→ SHORT EXERCISE: Reproduce every line of this listing exactly as it appears.

→ Element boundary listing:
>> Start

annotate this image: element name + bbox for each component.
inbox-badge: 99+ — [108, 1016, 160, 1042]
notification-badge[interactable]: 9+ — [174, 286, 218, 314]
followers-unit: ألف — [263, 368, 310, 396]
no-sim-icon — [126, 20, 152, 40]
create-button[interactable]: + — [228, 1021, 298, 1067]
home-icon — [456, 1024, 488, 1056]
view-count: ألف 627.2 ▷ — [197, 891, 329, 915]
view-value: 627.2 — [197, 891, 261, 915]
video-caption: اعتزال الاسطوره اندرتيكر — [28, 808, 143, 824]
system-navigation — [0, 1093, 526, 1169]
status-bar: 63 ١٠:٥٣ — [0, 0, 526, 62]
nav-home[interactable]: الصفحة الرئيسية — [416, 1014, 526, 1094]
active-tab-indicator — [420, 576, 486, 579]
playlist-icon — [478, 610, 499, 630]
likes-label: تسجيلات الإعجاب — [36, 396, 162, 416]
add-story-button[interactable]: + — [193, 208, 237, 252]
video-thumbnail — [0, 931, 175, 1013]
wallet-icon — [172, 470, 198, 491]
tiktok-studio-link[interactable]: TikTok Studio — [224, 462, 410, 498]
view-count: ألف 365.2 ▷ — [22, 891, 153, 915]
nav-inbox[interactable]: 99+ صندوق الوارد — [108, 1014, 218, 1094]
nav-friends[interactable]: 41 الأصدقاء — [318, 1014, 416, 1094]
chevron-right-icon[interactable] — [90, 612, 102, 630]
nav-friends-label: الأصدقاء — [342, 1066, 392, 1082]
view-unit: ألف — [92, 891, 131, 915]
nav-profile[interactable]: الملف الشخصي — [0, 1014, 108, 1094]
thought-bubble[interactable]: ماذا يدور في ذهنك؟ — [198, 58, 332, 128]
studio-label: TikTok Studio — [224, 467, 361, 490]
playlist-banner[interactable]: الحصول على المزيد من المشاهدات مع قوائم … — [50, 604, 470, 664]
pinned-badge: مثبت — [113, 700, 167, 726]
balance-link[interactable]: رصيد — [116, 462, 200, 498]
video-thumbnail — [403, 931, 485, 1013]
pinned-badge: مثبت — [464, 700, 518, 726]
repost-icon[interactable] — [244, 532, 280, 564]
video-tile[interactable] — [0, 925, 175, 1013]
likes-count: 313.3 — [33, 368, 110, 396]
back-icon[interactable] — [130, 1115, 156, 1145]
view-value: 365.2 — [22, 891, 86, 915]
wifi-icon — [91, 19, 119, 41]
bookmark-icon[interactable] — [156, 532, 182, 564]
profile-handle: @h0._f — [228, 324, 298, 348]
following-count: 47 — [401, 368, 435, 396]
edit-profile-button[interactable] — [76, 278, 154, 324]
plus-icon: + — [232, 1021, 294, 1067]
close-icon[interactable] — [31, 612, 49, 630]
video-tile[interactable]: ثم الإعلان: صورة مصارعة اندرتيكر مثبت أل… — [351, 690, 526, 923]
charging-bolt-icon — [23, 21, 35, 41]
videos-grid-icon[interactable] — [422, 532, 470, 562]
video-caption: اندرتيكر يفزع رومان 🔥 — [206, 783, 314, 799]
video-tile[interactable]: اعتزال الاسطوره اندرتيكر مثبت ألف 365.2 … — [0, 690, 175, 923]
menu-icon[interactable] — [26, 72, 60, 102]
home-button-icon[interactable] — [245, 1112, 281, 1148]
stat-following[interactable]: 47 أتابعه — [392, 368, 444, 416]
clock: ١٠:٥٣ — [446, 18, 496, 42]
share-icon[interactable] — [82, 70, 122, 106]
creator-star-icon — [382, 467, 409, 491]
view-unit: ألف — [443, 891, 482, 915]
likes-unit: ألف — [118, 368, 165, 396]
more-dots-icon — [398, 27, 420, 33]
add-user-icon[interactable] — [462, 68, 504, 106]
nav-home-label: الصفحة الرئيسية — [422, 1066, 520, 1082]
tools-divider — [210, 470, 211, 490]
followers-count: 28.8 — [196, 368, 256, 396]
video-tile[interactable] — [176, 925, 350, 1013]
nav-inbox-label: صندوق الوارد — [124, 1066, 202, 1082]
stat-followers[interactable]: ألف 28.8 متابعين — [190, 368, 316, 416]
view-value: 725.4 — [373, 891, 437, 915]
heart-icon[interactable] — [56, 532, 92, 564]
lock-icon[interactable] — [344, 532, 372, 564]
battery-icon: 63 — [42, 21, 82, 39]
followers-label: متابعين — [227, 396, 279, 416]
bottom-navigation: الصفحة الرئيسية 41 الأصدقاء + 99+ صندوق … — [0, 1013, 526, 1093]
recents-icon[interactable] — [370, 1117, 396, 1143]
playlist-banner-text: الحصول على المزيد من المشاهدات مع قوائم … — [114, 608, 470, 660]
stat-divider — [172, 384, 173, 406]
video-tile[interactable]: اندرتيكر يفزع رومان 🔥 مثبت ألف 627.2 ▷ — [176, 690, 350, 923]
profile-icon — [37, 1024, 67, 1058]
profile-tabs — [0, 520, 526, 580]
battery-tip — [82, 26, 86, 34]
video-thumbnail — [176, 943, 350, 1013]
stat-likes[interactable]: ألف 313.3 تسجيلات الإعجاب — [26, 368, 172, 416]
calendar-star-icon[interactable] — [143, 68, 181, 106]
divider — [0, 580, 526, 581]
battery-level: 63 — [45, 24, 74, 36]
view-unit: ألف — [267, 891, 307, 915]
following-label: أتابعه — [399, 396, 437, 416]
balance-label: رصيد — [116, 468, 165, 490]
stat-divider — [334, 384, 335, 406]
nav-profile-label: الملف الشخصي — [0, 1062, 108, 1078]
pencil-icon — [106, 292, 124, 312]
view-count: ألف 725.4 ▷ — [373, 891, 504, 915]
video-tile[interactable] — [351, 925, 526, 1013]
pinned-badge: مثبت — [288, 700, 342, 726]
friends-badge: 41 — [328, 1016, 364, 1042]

>> End

→ CORRECT RESULT:
annotate this image: element name + bbox for each component.
inbox-badge: 99+ — [108, 1016, 160, 1042]
notification-badge[interactable]: 9+ — [174, 286, 218, 314]
followers-unit: ألف — [263, 368, 310, 396]
no-sim-icon — [126, 20, 152, 40]
create-button[interactable]: + — [228, 1021, 298, 1067]
home-icon — [456, 1024, 488, 1056]
view-count: ألف 627.2 ▷ — [197, 891, 329, 915]
view-value: 627.2 — [197, 891, 261, 915]
video-caption: اعتزال الاسطوره اندرتيكر — [28, 808, 143, 824]
system-navigation — [0, 1093, 526, 1169]
status-bar: 63 ١٠:٥٣ — [0, 0, 526, 62]
nav-home[interactable]: الصفحة الرئيسية — [416, 1014, 526, 1094]
active-tab-indicator — [420, 576, 486, 579]
playlist-icon — [478, 610, 499, 630]
likes-label: تسجيلات الإعجاب — [36, 396, 162, 416]
add-story-button[interactable]: + — [193, 208, 237, 252]
video-thumbnail — [0, 931, 175, 1013]
wallet-icon — [172, 470, 198, 491]
tiktok-studio-link[interactable]: TikTok Studio — [224, 462, 410, 498]
view-count: ألف 365.2 ▷ — [22, 891, 153, 915]
nav-inbox[interactable]: 99+ صندوق الوارد — [108, 1014, 218, 1094]
nav-friends[interactable]: 41 الأصدقاء — [318, 1014, 416, 1094]
chevron-right-icon[interactable] — [90, 612, 102, 630]
nav-friends-label: الأصدقاء — [342, 1066, 392, 1082]
view-unit: ألف — [92, 891, 131, 915]
nav-profile[interactable]: الملف الشخصي — [0, 1014, 108, 1094]
thought-bubble[interactable]: ماذا يدور في ذهنك؟ — [198, 58, 332, 128]
studio-label: TikTok Studio — [224, 467, 361, 490]
playlist-banner[interactable]: الحصول على المزيد من المشاهدات مع قوائم … — [50, 604, 470, 664]
pinned-badge: مثبت — [113, 700, 167, 726]
balance-link[interactable]: رصيد — [116, 462, 200, 498]
video-thumbnail — [403, 931, 485, 1013]
pinned-badge: مثبت — [464, 700, 518, 726]
repost-icon[interactable] — [244, 532, 280, 564]
video-tile[interactable] — [0, 925, 175, 1013]
likes-count: 313.3 — [33, 368, 110, 396]
back-icon[interactable] — [130, 1115, 156, 1145]
view-value: 365.2 — [22, 891, 86, 915]
wifi-icon — [91, 19, 119, 41]
bookmark-icon[interactable] — [156, 532, 182, 564]
profile-handle: @h0._f — [228, 324, 298, 348]
following-count: 47 — [401, 368, 435, 396]
edit-profile-button[interactable] — [76, 278, 154, 324]
plus-icon: + — [232, 1021, 294, 1067]
close-icon[interactable] — [31, 612, 49, 630]
video-tile[interactable]: ثم الإعلان: صورة مصارعة اندرتيكر مثبت أل… — [351, 690, 526, 923]
charging-bolt-icon — [23, 21, 35, 41]
videos-grid-icon[interactable] — [422, 532, 470, 562]
video-caption: اندرتيكر يفزع رومان 🔥 — [206, 783, 314, 799]
video-tile[interactable]: اعتزال الاسطوره اندرتيكر مثبت ألف 365.2 … — [0, 690, 175, 923]
menu-icon[interactable] — [26, 72, 60, 102]
home-button-icon[interactable] — [245, 1112, 281, 1148]
stat-following[interactable]: 47 أتابعه — [392, 368, 444, 416]
clock: ١٠:٥٣ — [446, 18, 496, 42]
share-icon[interactable] — [82, 70, 122, 106]
creator-star-icon — [382, 467, 409, 491]
view-unit: ألف — [443, 891, 482, 915]
likes-unit: ألف — [118, 368, 165, 396]
more-dots-icon — [398, 27, 420, 33]
add-user-icon[interactable] — [462, 68, 504, 106]
nav-home-label: الصفحة الرئيسية — [422, 1066, 520, 1082]
tools-divider — [210, 470, 211, 490]
followers-count: 28.8 — [196, 368, 256, 396]
video-tile[interactable] — [176, 925, 350, 1013]
nav-inbox-label: صندوق الوارد — [124, 1066, 202, 1082]
stat-followers[interactable]: ألف 28.8 متابعين — [190, 368, 316, 416]
view-value: 725.4 — [373, 891, 437, 915]
heart-icon[interactable] — [56, 532, 92, 564]
lock-icon[interactable] — [344, 532, 372, 564]
battery-icon: 63 — [42, 21, 82, 39]
followers-label: متابعين — [227, 396, 279, 416]
bottom-navigation: الصفحة الرئيسية 41 الأصدقاء + 99+ صندوق … — [0, 1013, 526, 1093]
recents-icon[interactable] — [370, 1117, 396, 1143]
playlist-banner-text: الحصول على المزيد من المشاهدات مع قوائم … — [114, 608, 470, 660]
stat-divider — [172, 384, 173, 406]
video-tile[interactable]: اندرتيكر يفزع رومان 🔥 مثبت ألف 627.2 ▷ — [176, 690, 350, 923]
profile-icon — [37, 1024, 67, 1058]
profile-tabs — [0, 520, 526, 580]
battery-tip — [82, 26, 86, 34]
video-thumbnail — [176, 943, 350, 1013]
stat-likes[interactable]: ألف 313.3 تسجيلات الإعجاب — [26, 368, 172, 416]
calendar-star-icon[interactable] — [143, 68, 181, 106]
divider — [0, 580, 526, 581]
battery-level: 63 — [45, 24, 74, 36]
view-unit: ألف — [267, 891, 307, 915]
following-label: أتابعه — [399, 396, 437, 416]
balance-label: رصيد — [116, 468, 165, 490]
stat-divider — [334, 384, 335, 406]
nav-profile-label: الملف الشخصي — [0, 1062, 108, 1078]
pencil-icon — [106, 292, 124, 312]
view-count: ألف 725.4 ▷ — [373, 891, 504, 915]
video-tile[interactable] — [351, 925, 526, 1013]
pinned-badge: مثبت — [288, 700, 342, 726]
friends-badge: 41 — [328, 1016, 364, 1042]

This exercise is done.